- **Structured figure records**
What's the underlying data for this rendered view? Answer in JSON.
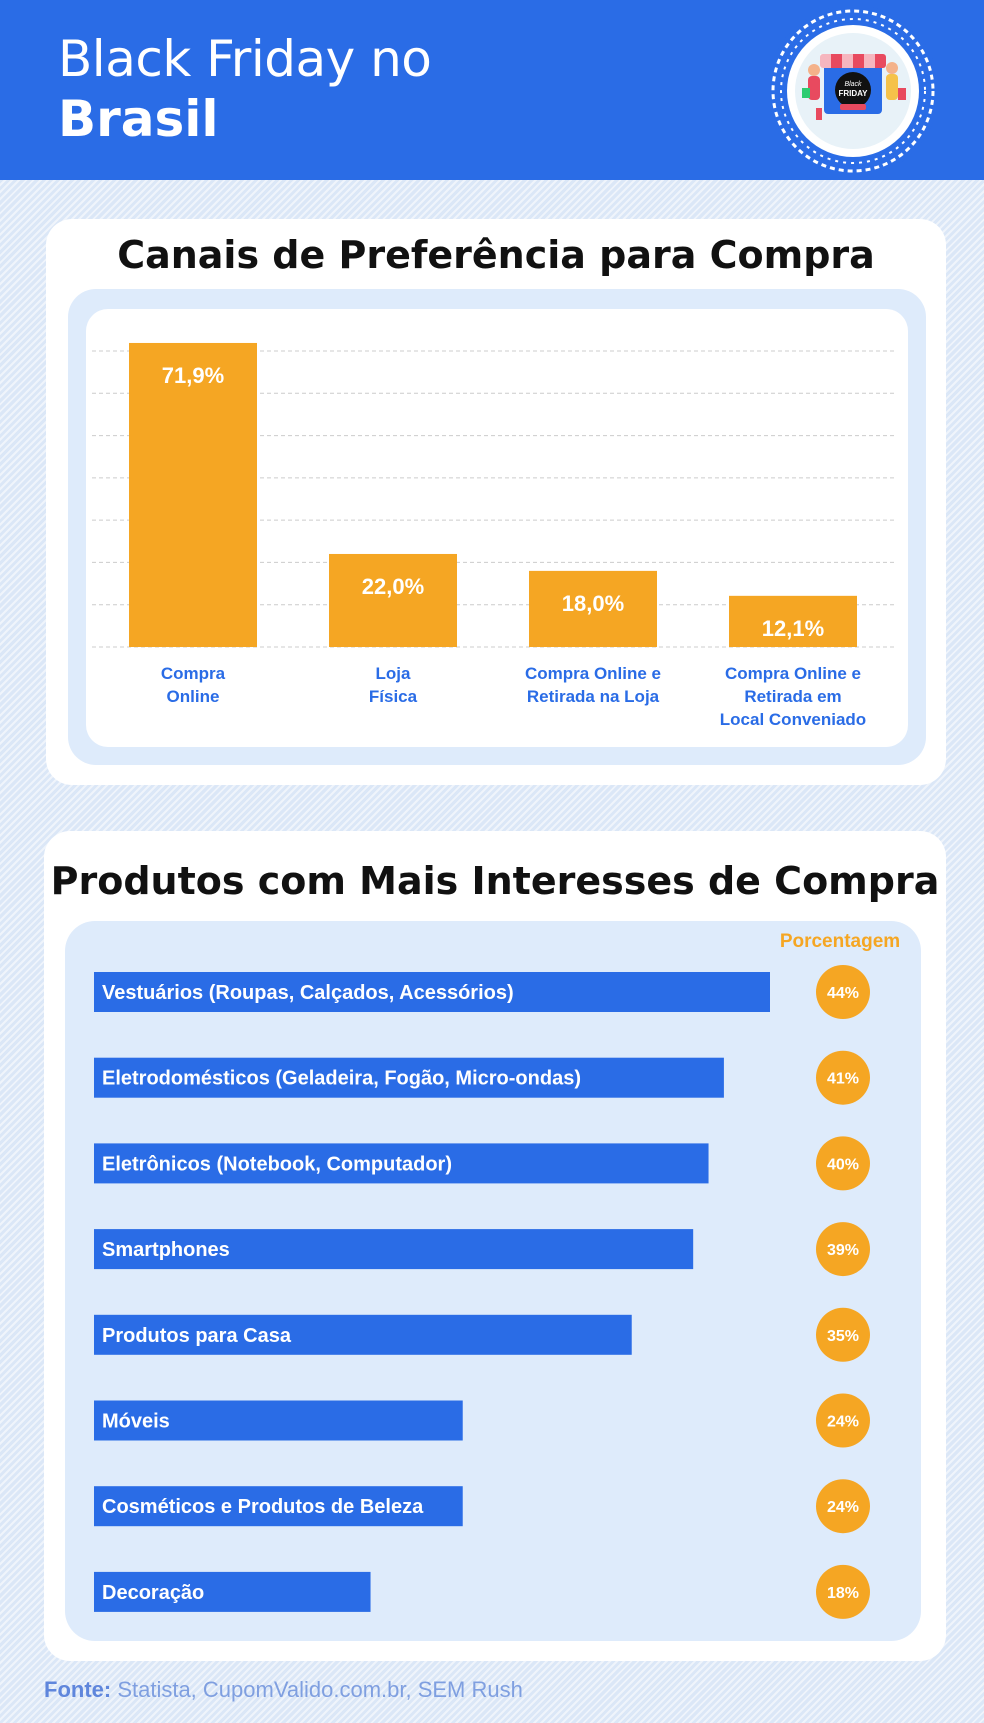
{
  "header": {
    "title_line1": "Black Friday no",
    "title_line2": "Brasil",
    "badge_text_1": "Black",
    "badge_text_2": "FRIDAY"
  },
  "colors": {
    "brand_blue": "#2a6ce6",
    "bar_orange": "#f5a623",
    "label_blue": "#2a6ce6",
    "panel_light_blue": "#deebfb"
  },
  "chart_data": [
    {
      "type": "bar",
      "title": "Canais de Preferência para Compra",
      "categories": [
        [
          "Compra",
          "Online"
        ],
        [
          "Loja",
          "Física"
        ],
        [
          "Compra Online e",
          "Retirada na Loja"
        ],
        [
          "Compra Online e",
          "Retirada em",
          "Local Conveniado"
        ]
      ],
      "values": [
        71.9,
        22.0,
        18.0,
        12.1
      ],
      "value_labels": [
        "71,9%",
        "22,0%",
        "18,0%",
        "12,1%"
      ],
      "ylim": [
        0,
        70
      ],
      "grid": true
    },
    {
      "type": "bar",
      "orientation": "horizontal",
      "title": "Produtos com Mais Interesses de Compra",
      "value_header": "Porcentagem",
      "categories": [
        "Vestuários (Roupas, Calçados, Acessórios)",
        "Eletrodomésticos (Geladeira, Fogão, Micro-ondas)",
        "Eletrônicos (Notebook, Computador)",
        "Smartphones",
        "Produtos para Casa",
        "Móveis",
        "Cosméticos e Produtos de Beleza",
        "Decoração"
      ],
      "values": [
        44,
        41,
        40,
        39,
        35,
        24,
        24,
        18
      ],
      "value_labels": [
        "44%",
        "41%",
        "40%",
        "39%",
        "35%",
        "24%",
        "24%",
        "18%"
      ]
    }
  ],
  "footer": {
    "source_label": "Fonte:",
    "source_text": " Statista, CupomValido.com.br, SEM Rush"
  }
}
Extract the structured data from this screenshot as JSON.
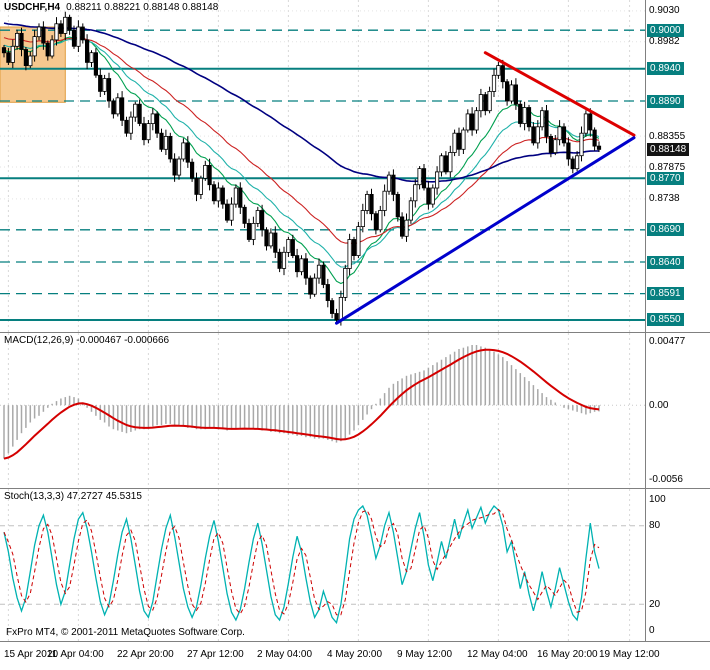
{
  "main_chart": {
    "symbol_period": "USDCHF,H4",
    "ohlc": "0.88211 0.88221 0.88148 0.88148"
  },
  "macd_panel": {
    "label": "MACD(12,26,9) -0.000467 -0.000666"
  },
  "stoch_panel": {
    "label": "Stoch(13,3,3) 47.2727 45.5315"
  },
  "footer": "FxPro MT4, © 2001-2011 MetaQuotes Software Corp.",
  "colors": {
    "level": "#067f7f",
    "grid": "#d9d9d9",
    "bull": "#ffffff",
    "bear": "#000000",
    "macd_hist": "#a8a8a8",
    "macd_signal": "#d40000",
    "stoch_main": "#00b2b2",
    "stoch_signal": "#cc0000",
    "trend_down": "#dd0000",
    "trend_up": "#0000cc"
  },
  "chart_data": [
    {
      "type": "candlestick",
      "title": "USDCHF,H4",
      "ohlc_readout": [
        0.88211,
        0.88221,
        0.88148,
        0.88148
      ],
      "y_range": [
        0.85313,
        0.90469
      ],
      "closes": [
        0.8965,
        0.895,
        0.8975,
        0.8995,
        0.897,
        0.8945,
        0.896,
        0.899,
        0.9005,
        0.898,
        0.896,
        0.8985,
        0.901,
        0.8995,
        0.902,
        0.9,
        0.8975,
        0.9005,
        0.8985,
        0.895,
        0.8965,
        0.893,
        0.8905,
        0.8925,
        0.889,
        0.887,
        0.8895,
        0.886,
        0.884,
        0.8865,
        0.8885,
        0.8855,
        0.883,
        0.8855,
        0.887,
        0.884,
        0.8815,
        0.8835,
        0.88,
        0.8775,
        0.88,
        0.8825,
        0.8795,
        0.877,
        0.8745,
        0.877,
        0.879,
        0.876,
        0.8735,
        0.8755,
        0.873,
        0.8705,
        0.873,
        0.8755,
        0.8725,
        0.87,
        0.8675,
        0.87,
        0.872,
        0.869,
        0.8665,
        0.8685,
        0.8655,
        0.863,
        0.8655,
        0.8675,
        0.865,
        0.8625,
        0.8645,
        0.8615,
        0.859,
        0.8615,
        0.8635,
        0.8605,
        0.858,
        0.856,
        0.855,
        0.8585,
        0.863,
        0.8675,
        0.865,
        0.8695,
        0.872,
        0.8745,
        0.8715,
        0.869,
        0.872,
        0.875,
        0.8775,
        0.8745,
        0.871,
        0.868,
        0.8705,
        0.8735,
        0.876,
        0.8785,
        0.8755,
        0.873,
        0.8755,
        0.878,
        0.8805,
        0.878,
        0.881,
        0.884,
        0.8815,
        0.8845,
        0.887,
        0.8845,
        0.8875,
        0.89,
        0.8875,
        0.8905,
        0.893,
        0.8945,
        0.892,
        0.889,
        0.8915,
        0.8885,
        0.8855,
        0.888,
        0.885,
        0.8825,
        0.885,
        0.8875,
        0.8835,
        0.881,
        0.883,
        0.885,
        0.8825,
        0.88,
        0.8785,
        0.8805,
        0.884,
        0.887,
        0.8845,
        0.882,
        0.88148
      ],
      "price_axis": [
        {
          "value": 0.903,
          "label": "0.9030",
          "style": "plain"
        },
        {
          "value": 0.9,
          "label": "0.9000",
          "style": "level"
        },
        {
          "value": 0.8982,
          "label": "0.8982",
          "style": "plain"
        },
        {
          "value": 0.894,
          "label": "0.8940",
          "style": "level"
        },
        {
          "value": 0.889,
          "label": "0.8890",
          "style": "level"
        },
        {
          "value": 0.88355,
          "label": "0.88355",
          "style": "plain"
        },
        {
          "value": 0.88148,
          "label": "0.88148",
          "style": "current"
        },
        {
          "value": 0.87875,
          "label": "0.87875",
          "style": "plain"
        },
        {
          "value": 0.877,
          "label": "0.8770",
          "style": "level"
        },
        {
          "value": 0.8738,
          "label": "0.8738",
          "style": "plain"
        },
        {
          "value": 0.869,
          "label": "0.8690",
          "style": "level"
        },
        {
          "value": 0.864,
          "label": "0.8640",
          "style": "level"
        },
        {
          "value": 0.8591,
          "label": "0.8591",
          "style": "level"
        },
        {
          "value": 0.855,
          "label": "0.8550",
          "style": "level"
        }
      ],
      "levels": [
        {
          "price": 0.9,
          "style": "dashed"
        },
        {
          "price": 0.894,
          "style": "solid"
        },
        {
          "price": 0.889,
          "style": "dashed"
        },
        {
          "price": 0.877,
          "style": "solid"
        },
        {
          "price": 0.869,
          "style": "dashed"
        },
        {
          "price": 0.864,
          "style": "dashed"
        },
        {
          "price": 0.8591,
          "style": "dashed"
        },
        {
          "price": 0.855,
          "style": "solid"
        }
      ],
      "moving_averages": [
        {
          "period": 13,
          "color": "#00a050",
          "width": 1.1,
          "seed": 0.897
        },
        {
          "period": 21,
          "color": "#20b2aa",
          "width": 1.1,
          "seed": 0.8978
        },
        {
          "period": 34,
          "color": "#cc2222",
          "width": 1.1,
          "seed": 0.899
        },
        {
          "period": 89,
          "color": "#000080",
          "width": 1.6,
          "seed": 0.9012
        }
      ],
      "trendlines": [
        {
          "from_bar": 110,
          "from_price": 0.8965,
          "to_bar": 144,
          "to_price": 0.8837,
          "color": "#dd0000",
          "width": 3
        },
        {
          "from_bar": 76,
          "from_price": 0.8545,
          "to_bar": 144,
          "to_price": 0.8833,
          "color": "#0000cc",
          "width": 3
        }
      ],
      "zone": {
        "from_bar": 0,
        "to_bar": 14,
        "top": 0.9005,
        "bottom": 0.8888,
        "fill": "#f6c88f",
        "border": "#e09b3d"
      },
      "x_ticks": [
        {
          "label": "15 Apr 2011",
          "bar": 1
        },
        {
          "label": "20 Apr 04:00",
          "bar": 17
        },
        {
          "label": "22 Apr 20:00",
          "bar": 33
        },
        {
          "label": "27 Apr 12:00",
          "bar": 49
        },
        {
          "label": "2 May 04:00",
          "bar": 65
        },
        {
          "label": "4 May 20:00",
          "bar": 81
        },
        {
          "label": "9 May 12:00",
          "bar": 97
        },
        {
          "label": "12 May 04:00",
          "bar": 113
        },
        {
          "label": "16 May 20:00",
          "bar": 129
        },
        {
          "label": "19 May 12:00",
          "bar": 143
        }
      ]
    },
    {
      "type": "bar",
      "name": "MACD(12,26,9)",
      "current_values": [
        -0.000467,
        -0.000666
      ],
      "signal_period": 9,
      "y_range": [
        -0.0062,
        0.0054
      ],
      "axis_labels": [
        {
          "value": 0.00477,
          "label": "0.00477"
        },
        {
          "value": 0,
          "label": "0.00"
        },
        {
          "value": -0.0056,
          "label": "-0.0056"
        }
      ],
      "histogram": [
        -0.004,
        -0.0036,
        -0.0031,
        -0.0026,
        -0.0021,
        -0.0017,
        -0.0013,
        -0.001,
        -0.0008,
        -0.0005,
        -0.0002,
        0.0001,
        0.0003,
        0.0005,
        0.0006,
        0.0007,
        0.0006,
        0.0005,
        0.0002,
        -0.0002,
        -0.0005,
        -0.0008,
        -0.0011,
        -0.0013,
        -0.0016,
        -0.0018,
        -0.0019,
        -0.002,
        -0.0021,
        -0.002,
        -0.0019,
        -0.0018,
        -0.0018,
        -0.0017,
        -0.0016,
        -0.0015,
        -0.0015,
        -0.0014,
        -0.0014,
        -0.0015,
        -0.0016,
        -0.0016,
        -0.0017,
        -0.0017,
        -0.0018,
        -0.0018,
        -0.0018,
        -0.0017,
        -0.0017,
        -0.0018,
        -0.0018,
        -0.0019,
        -0.0018,
        -0.0018,
        -0.0017,
        -0.0017,
        -0.0018,
        -0.0018,
        -0.0018,
        -0.0019,
        -0.0019,
        -0.002,
        -0.002,
        -0.0021,
        -0.0021,
        -0.0022,
        -0.0022,
        -0.0023,
        -0.0023,
        -0.0024,
        -0.0024,
        -0.0025,
        -0.0025,
        -0.0025,
        -0.0026,
        -0.0027,
        -0.0028,
        -0.0027,
        -0.0025,
        -0.0022,
        -0.0019,
        -0.0015,
        -0.0011,
        -0.0007,
        -0.0003,
        0.0001,
        0.0005,
        0.0009,
        0.0013,
        0.0016,
        0.0018,
        0.002,
        0.0022,
        0.0023,
        0.0024,
        0.0025,
        0.0026,
        0.0028,
        0.003,
        0.0032,
        0.0034,
        0.0036,
        0.0038,
        0.004,
        0.0042,
        0.0043,
        0.0044,
        0.0045,
        0.0045,
        0.0044,
        0.0043,
        0.0042,
        0.004,
        0.0038,
        0.0036,
        0.0033,
        0.003,
        0.0027,
        0.0024,
        0.0021,
        0.0018,
        0.0015,
        0.0012,
        0.0009,
        0.0006,
        0.0004,
        0.0002,
        0.0,
        -0.0002,
        -0.0003,
        -0.0004,
        -0.0005,
        -0.0006,
        -0.0007,
        -0.0006,
        -0.0005,
        -0.000467
      ]
    },
    {
      "type": "line",
      "name": "Stoch(13,3,3)",
      "current_values": [
        47.2727,
        45.5315
      ],
      "d_period": 3,
      "y_range": [
        -8,
        108
      ],
      "grid_levels": [
        80,
        20
      ],
      "axis_labels": [
        {
          "value": 100,
          "label": "100"
        },
        {
          "value": 80,
          "label": "80"
        },
        {
          "value": 20,
          "label": "20"
        },
        {
          "value": 0,
          "label": "0"
        }
      ],
      "k_values": [
        75,
        60,
        40,
        25,
        15,
        25,
        45,
        65,
        80,
        88,
        75,
        55,
        35,
        20,
        30,
        50,
        70,
        85,
        90,
        78,
        60,
        40,
        22,
        12,
        20,
        38,
        58,
        75,
        85,
        70,
        50,
        30,
        15,
        10,
        22,
        42,
        62,
        78,
        88,
        72,
        52,
        32,
        18,
        10,
        18,
        35,
        55,
        72,
        84,
        68,
        48,
        28,
        14,
        8,
        16,
        32,
        52,
        70,
        82,
        66,
        46,
        26,
        12,
        8,
        18,
        36,
        56,
        72,
        60,
        40,
        22,
        10,
        16,
        30,
        20,
        10,
        6,
        20,
        45,
        70,
        85,
        92,
        95,
        88,
        72,
        55,
        65,
        80,
        90,
        75,
        55,
        35,
        45,
        62,
        78,
        90,
        72,
        50,
        38,
        52,
        68,
        55,
        70,
        85,
        70,
        82,
        92,
        78,
        86,
        94,
        82,
        90,
        95,
        92,
        80,
        60,
        68,
        50,
        32,
        45,
        28,
        15,
        28,
        45,
        30,
        18,
        32,
        48,
        35,
        22,
        12,
        8,
        25,
        55,
        82,
        60,
        47.27
      ]
    }
  ]
}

- **The task**
Show all lines in the entries above where the string "Compra" appears.

- **Output**
      "title": "Canais de Preferência para Compra",
          "Compra",
          "Compra Online e",
          "Compra Online e",
      "title": "Produtos com Mais Interesses de Compra",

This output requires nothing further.